:: TO BE DONE ::
Scan the listing below for the word "Simulated" and state how many lines hold it. Write nothing but the number.

:: Rows from a figure dataset ::
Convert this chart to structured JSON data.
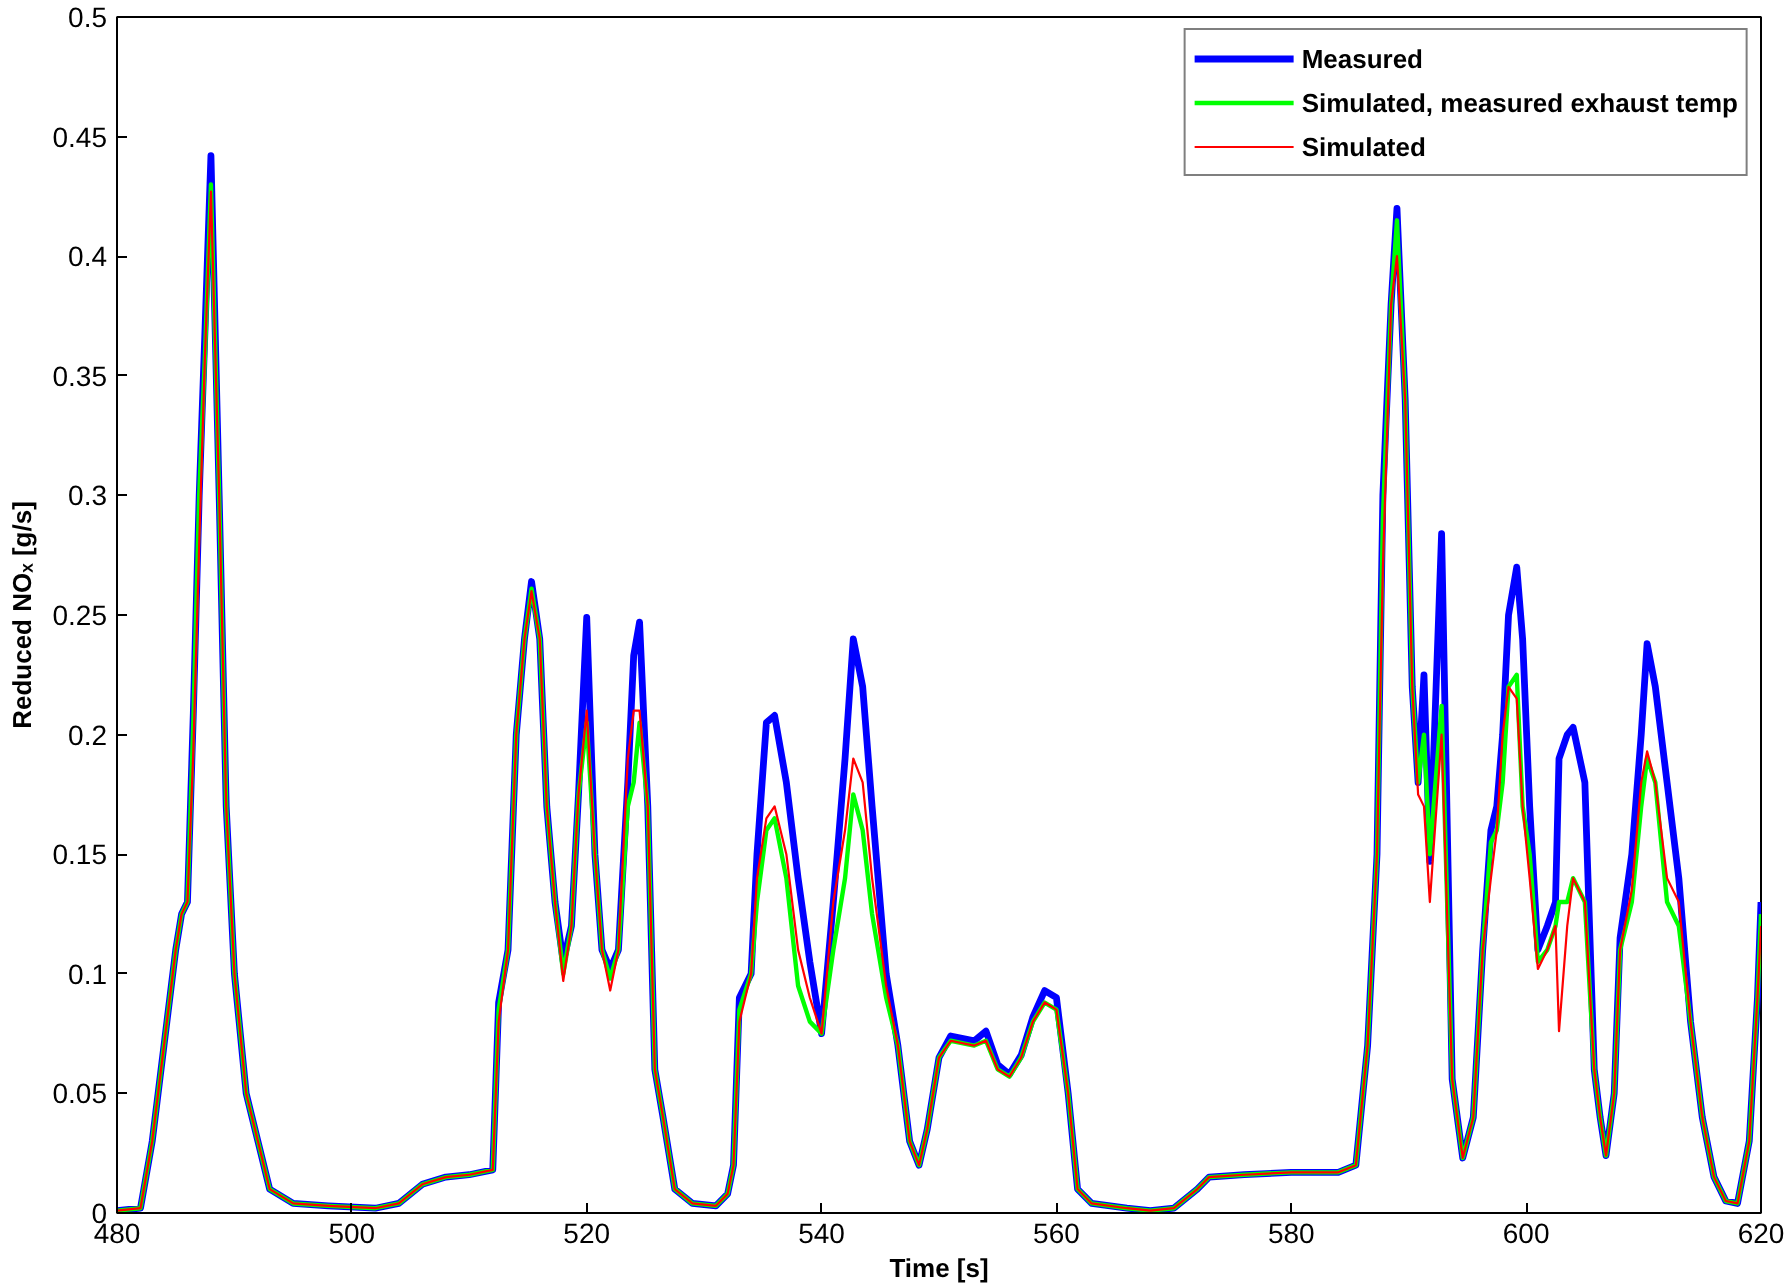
{
  "chart_data": {
    "type": "line",
    "xlabel": "Time [s]",
    "ylabel": "Reduced NOₓ [g/s]",
    "xlim": [
      480,
      620
    ],
    "xticks": [
      480,
      500,
      520,
      540,
      560,
      580,
      600,
      620
    ],
    "ylim": [
      0,
      0.5
    ],
    "yticks": [
      0,
      0.05,
      0.1,
      0.15,
      0.2,
      0.25,
      0.3,
      0.35,
      0.4,
      0.45,
      0.5
    ],
    "grid": false,
    "legend": "top right",
    "marker": "none",
    "line_style": "solid",
    "x": [
      480,
      482,
      483,
      484,
      485,
      485.5,
      486,
      486.5,
      487,
      487.5,
      488,
      488.7,
      489.3,
      490,
      491,
      492,
      493,
      495,
      498,
      502,
      504,
      506,
      508,
      510,
      512,
      512.5,
      513.3,
      514,
      514.7,
      515.3,
      516,
      516.6,
      517.3,
      518,
      518.7,
      519.3,
      520,
      520.7,
      521.3,
      522,
      522.7,
      523.5,
      524,
      524.5,
      525.2,
      525.8,
      526.5,
      527.5,
      529,
      531,
      532,
      532.5,
      533,
      534,
      534.5,
      535.3,
      536,
      537,
      538,
      539,
      540,
      541,
      542,
      542.7,
      543.5,
      544.3,
      545.5,
      546.5,
      547.5,
      548.3,
      549,
      550,
      551,
      553,
      554,
      555,
      556,
      557,
      558,
      559,
      560,
      561,
      561.8,
      563,
      566,
      568,
      570,
      572,
      573,
      576,
      580,
      584,
      585.5,
      586.5,
      587.3,
      587.8,
      588.5,
      589,
      589.7,
      590.3,
      590.8,
      591.3,
      591.8,
      592.8,
      593.7,
      594.6,
      595.5,
      596.3,
      597,
      597.5,
      598,
      598.5,
      599.2,
      599.7,
      600.3,
      601,
      601.8,
      602.5,
      602.8,
      603.5,
      604,
      605,
      605.8,
      606.3,
      606.8,
      607.5,
      608,
      609,
      609.8,
      610.3,
      611,
      612,
      613,
      614,
      615,
      616,
      617,
      618,
      619,
      619.7,
      620
    ],
    "series": [
      {
        "name": "Measured",
        "color": "#0000ff",
        "values": [
          0.001,
          0.002,
          0.03,
          0.07,
          0.11,
          0.125,
          0.13,
          0.209,
          0.3,
          0.37,
          0.442,
          0.3,
          0.17,
          0.1,
          0.05,
          0.03,
          0.01,
          0.004,
          0.003,
          0.002,
          0.004,
          0.012,
          0.015,
          0.016,
          0.018,
          0.088,
          0.11,
          0.2,
          0.24,
          0.264,
          0.24,
          0.17,
          0.13,
          0.105,
          0.12,
          0.175,
          0.249,
          0.15,
          0.11,
          0.102,
          0.11,
          0.18,
          0.233,
          0.247,
          0.17,
          0.06,
          0.04,
          0.01,
          0.004,
          0.003,
          0.008,
          0.02,
          0.09,
          0.1,
          0.15,
          0.205,
          0.208,
          0.18,
          0.14,
          0.105,
          0.075,
          0.13,
          0.19,
          0.24,
          0.22,
          0.17,
          0.1,
          0.07,
          0.03,
          0.02,
          0.035,
          0.065,
          0.074,
          0.072,
          0.076,
          0.062,
          0.058,
          0.066,
          0.082,
          0.093,
          0.09,
          0.05,
          0.01,
          0.004,
          0.002,
          0.001,
          0.002,
          0.01,
          0.015,
          0.016,
          0.017,
          0.017,
          0.02,
          0.07,
          0.15,
          0.3,
          0.38,
          0.42,
          0.34,
          0.22,
          0.18,
          0.225,
          0.147,
          0.284,
          0.056,
          0.023,
          0.04,
          0.11,
          0.16,
          0.17,
          0.2,
          0.25,
          0.27,
          0.24,
          0.17,
          0.11,
          0.12,
          0.13,
          0.19,
          0.2,
          0.203,
          0.18,
          0.06,
          0.04,
          0.024,
          0.05,
          0.115,
          0.15,
          0.2,
          0.238,
          0.22,
          0.18,
          0.14,
          0.08,
          0.04,
          0.015,
          0.005,
          0.004,
          0.03,
          0.09,
          0.13
        ]
      },
      {
        "name": "Simulated, measured exhaust temp",
        "color": "#00ff00",
        "values": [
          0.001,
          0.002,
          0.03,
          0.07,
          0.11,
          0.125,
          0.13,
          0.205,
          0.3,
          0.36,
          0.43,
          0.3,
          0.17,
          0.1,
          0.05,
          0.03,
          0.01,
          0.004,
          0.003,
          0.002,
          0.004,
          0.012,
          0.015,
          0.016,
          0.018,
          0.085,
          0.11,
          0.2,
          0.24,
          0.261,
          0.24,
          0.17,
          0.13,
          0.1,
          0.12,
          0.175,
          0.205,
          0.15,
          0.11,
          0.098,
          0.11,
          0.17,
          0.18,
          0.205,
          0.17,
          0.06,
          0.04,
          0.01,
          0.004,
          0.003,
          0.008,
          0.02,
          0.085,
          0.1,
          0.13,
          0.16,
          0.165,
          0.14,
          0.095,
          0.08,
          0.075,
          0.11,
          0.14,
          0.175,
          0.16,
          0.125,
          0.09,
          0.07,
          0.03,
          0.02,
          0.035,
          0.065,
          0.072,
          0.07,
          0.072,
          0.06,
          0.057,
          0.065,
          0.08,
          0.088,
          0.085,
          0.05,
          0.01,
          0.004,
          0.002,
          0.001,
          0.002,
          0.01,
          0.015,
          0.016,
          0.017,
          0.017,
          0.02,
          0.07,
          0.15,
          0.29,
          0.38,
          0.415,
          0.34,
          0.22,
          0.18,
          0.2,
          0.15,
          0.212,
          0.056,
          0.023,
          0.04,
          0.11,
          0.155,
          0.16,
          0.18,
          0.22,
          0.225,
          0.17,
          0.15,
          0.105,
          0.11,
          0.12,
          0.13,
          0.13,
          0.14,
          0.13,
          0.06,
          0.04,
          0.024,
          0.05,
          0.11,
          0.13,
          0.17,
          0.19,
          0.18,
          0.13,
          0.12,
          0.08,
          0.04,
          0.015,
          0.005,
          0.004,
          0.03,
          0.09,
          0.125
        ]
      },
      {
        "name": "Simulated",
        "color": "#ff0000",
        "values": [
          0.001,
          0.002,
          0.03,
          0.07,
          0.11,
          0.125,
          0.13,
          0.193,
          0.28,
          0.36,
          0.427,
          0.3,
          0.17,
          0.1,
          0.05,
          0.03,
          0.01,
          0.004,
          0.003,
          0.002,
          0.004,
          0.012,
          0.015,
          0.016,
          0.018,
          0.08,
          0.11,
          0.2,
          0.24,
          0.26,
          0.24,
          0.17,
          0.13,
          0.097,
          0.12,
          0.175,
          0.21,
          0.15,
          0.11,
          0.093,
          0.11,
          0.19,
          0.21,
          0.21,
          0.17,
          0.06,
          0.04,
          0.01,
          0.004,
          0.003,
          0.008,
          0.02,
          0.08,
          0.1,
          0.14,
          0.165,
          0.17,
          0.15,
          0.11,
          0.09,
          0.075,
          0.13,
          0.16,
          0.19,
          0.18,
          0.14,
          0.095,
          0.07,
          0.03,
          0.02,
          0.035,
          0.065,
          0.072,
          0.07,
          0.072,
          0.06,
          0.057,
          0.065,
          0.08,
          0.088,
          0.085,
          0.05,
          0.01,
          0.004,
          0.002,
          0.001,
          0.002,
          0.01,
          0.015,
          0.016,
          0.017,
          0.017,
          0.02,
          0.07,
          0.15,
          0.27,
          0.38,
          0.4,
          0.34,
          0.22,
          0.175,
          0.17,
          0.13,
          0.2,
          0.056,
          0.023,
          0.04,
          0.11,
          0.14,
          0.16,
          0.2,
          0.22,
          0.215,
          0.17,
          0.14,
          0.102,
          0.11,
          0.12,
          0.076,
          0.12,
          0.14,
          0.13,
          0.06,
          0.04,
          0.024,
          0.05,
          0.11,
          0.135,
          0.18,
          0.193,
          0.18,
          0.14,
          0.13,
          0.08,
          0.04,
          0.015,
          0.005,
          0.004,
          0.03,
          0.09,
          0.12
        ]
      }
    ]
  }
}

:: TASK RESULT ::
2